Data shown:
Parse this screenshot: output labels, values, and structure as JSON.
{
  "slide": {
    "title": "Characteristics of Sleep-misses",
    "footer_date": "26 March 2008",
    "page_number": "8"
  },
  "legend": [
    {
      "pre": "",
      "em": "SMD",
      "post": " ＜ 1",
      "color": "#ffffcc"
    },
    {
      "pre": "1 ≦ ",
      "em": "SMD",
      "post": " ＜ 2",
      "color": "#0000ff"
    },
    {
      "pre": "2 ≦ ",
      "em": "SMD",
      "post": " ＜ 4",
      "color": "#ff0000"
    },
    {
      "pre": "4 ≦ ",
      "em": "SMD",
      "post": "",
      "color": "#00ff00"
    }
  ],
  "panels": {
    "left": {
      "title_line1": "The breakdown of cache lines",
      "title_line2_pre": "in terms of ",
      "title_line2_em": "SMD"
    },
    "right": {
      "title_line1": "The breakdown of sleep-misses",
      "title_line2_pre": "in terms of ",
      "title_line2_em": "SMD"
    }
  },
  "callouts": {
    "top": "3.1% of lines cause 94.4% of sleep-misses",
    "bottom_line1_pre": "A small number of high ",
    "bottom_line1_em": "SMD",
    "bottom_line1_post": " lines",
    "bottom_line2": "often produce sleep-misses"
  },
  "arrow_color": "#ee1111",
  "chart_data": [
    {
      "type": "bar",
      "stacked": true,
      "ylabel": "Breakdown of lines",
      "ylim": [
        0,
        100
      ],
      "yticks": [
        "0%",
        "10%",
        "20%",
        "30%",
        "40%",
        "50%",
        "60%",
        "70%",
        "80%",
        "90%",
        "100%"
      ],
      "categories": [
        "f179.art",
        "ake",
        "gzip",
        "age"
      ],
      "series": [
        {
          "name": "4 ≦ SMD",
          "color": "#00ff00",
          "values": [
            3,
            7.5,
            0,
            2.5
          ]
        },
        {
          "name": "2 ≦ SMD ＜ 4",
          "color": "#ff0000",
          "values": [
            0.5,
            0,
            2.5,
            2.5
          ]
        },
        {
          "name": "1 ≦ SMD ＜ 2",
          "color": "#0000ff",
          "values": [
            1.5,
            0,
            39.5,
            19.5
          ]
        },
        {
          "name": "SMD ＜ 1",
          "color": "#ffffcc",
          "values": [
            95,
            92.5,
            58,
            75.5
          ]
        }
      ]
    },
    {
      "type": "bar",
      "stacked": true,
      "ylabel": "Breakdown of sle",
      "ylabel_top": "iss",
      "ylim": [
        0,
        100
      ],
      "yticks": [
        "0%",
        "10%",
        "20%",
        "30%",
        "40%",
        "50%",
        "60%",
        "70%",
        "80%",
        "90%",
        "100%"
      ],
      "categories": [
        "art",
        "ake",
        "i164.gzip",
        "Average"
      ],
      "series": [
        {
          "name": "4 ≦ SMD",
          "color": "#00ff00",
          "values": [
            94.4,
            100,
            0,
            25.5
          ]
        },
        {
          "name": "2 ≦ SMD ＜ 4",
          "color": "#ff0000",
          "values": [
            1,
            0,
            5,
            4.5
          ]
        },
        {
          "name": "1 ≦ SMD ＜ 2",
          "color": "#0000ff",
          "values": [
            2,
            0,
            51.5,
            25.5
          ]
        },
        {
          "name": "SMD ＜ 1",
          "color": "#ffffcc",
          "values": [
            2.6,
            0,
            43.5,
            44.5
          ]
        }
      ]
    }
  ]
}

Short problem:
Give an exact copy of all the data shown above.

Result:
Parse this screenshot: output labels, values, and structure as JSON.
{
  "slide": {
    "title": "Characteristics of Sleep-misses",
    "footer_date": "26 March 2008",
    "page_number": "8"
  },
  "legend": [
    {
      "pre": "",
      "em": "SMD",
      "post": " ＜ 1",
      "color": "#ffffcc"
    },
    {
      "pre": "1 ≦ ",
      "em": "SMD",
      "post": " ＜ 2",
      "color": "#0000ff"
    },
    {
      "pre": "2 ≦ ",
      "em": "SMD",
      "post": " ＜ 4",
      "color": "#ff0000"
    },
    {
      "pre": "4 ≦ ",
      "em": "SMD",
      "post": "",
      "color": "#00ff00"
    }
  ],
  "panels": {
    "left": {
      "title_line1": "The breakdown of cache lines",
      "title_line2_pre": "in terms of ",
      "title_line2_em": "SMD"
    },
    "right": {
      "title_line1": "The breakdown of sleep-misses",
      "title_line2_pre": "in terms of ",
      "title_line2_em": "SMD"
    }
  },
  "callouts": {
    "top": "3.1% of lines cause 94.4% of sleep-misses",
    "bottom_line1_pre": "A small number of high ",
    "bottom_line1_em": "SMD",
    "bottom_line1_post": " lines",
    "bottom_line2": "often produce sleep-misses"
  },
  "arrow_color": "#ee1111",
  "chart_data": [
    {
      "type": "bar",
      "stacked": true,
      "ylabel": "Breakdown of lines",
      "ylim": [
        0,
        100
      ],
      "yticks": [
        "0%",
        "10%",
        "20%",
        "30%",
        "40%",
        "50%",
        "60%",
        "70%",
        "80%",
        "90%",
        "100%"
      ],
      "categories": [
        "f179.art",
        "ake",
        "gzip",
        "age"
      ],
      "series": [
        {
          "name": "4 ≦ SMD",
          "color": "#00ff00",
          "values": [
            3,
            7.5,
            0,
            2.5
          ]
        },
        {
          "name": "2 ≦ SMD ＜ 4",
          "color": "#ff0000",
          "values": [
            0.5,
            0,
            2.5,
            2.5
          ]
        },
        {
          "name": "1 ≦ SMD ＜ 2",
          "color": "#0000ff",
          "values": [
            1.5,
            0,
            39.5,
            19.5
          ]
        },
        {
          "name": "SMD ＜ 1",
          "color": "#ffffcc",
          "values": [
            95,
            92.5,
            58,
            75.5
          ]
        }
      ]
    },
    {
      "type": "bar",
      "stacked": true,
      "ylabel": "Breakdown of sle",
      "ylabel_top": "iss",
      "ylim": [
        0,
        100
      ],
      "yticks": [
        "0%",
        "10%",
        "20%",
        "30%",
        "40%",
        "50%",
        "60%",
        "70%",
        "80%",
        "90%",
        "100%"
      ],
      "categories": [
        "art",
        "ake",
        "i164.gzip",
        "Average"
      ],
      "series": [
        {
          "name": "4 ≦ SMD",
          "color": "#00ff00",
          "values": [
            94.4,
            100,
            0,
            25.5
          ]
        },
        {
          "name": "2 ≦ SMD ＜ 4",
          "color": "#ff0000",
          "values": [
            1,
            0,
            5,
            4.5
          ]
        },
        {
          "name": "1 ≦ SMD ＜ 2",
          "color": "#0000ff",
          "values": [
            2,
            0,
            51.5,
            25.5
          ]
        },
        {
          "name": "SMD ＜ 1",
          "color": "#ffffcc",
          "values": [
            2.6,
            0,
            43.5,
            44.5
          ]
        }
      ]
    }
  ]
}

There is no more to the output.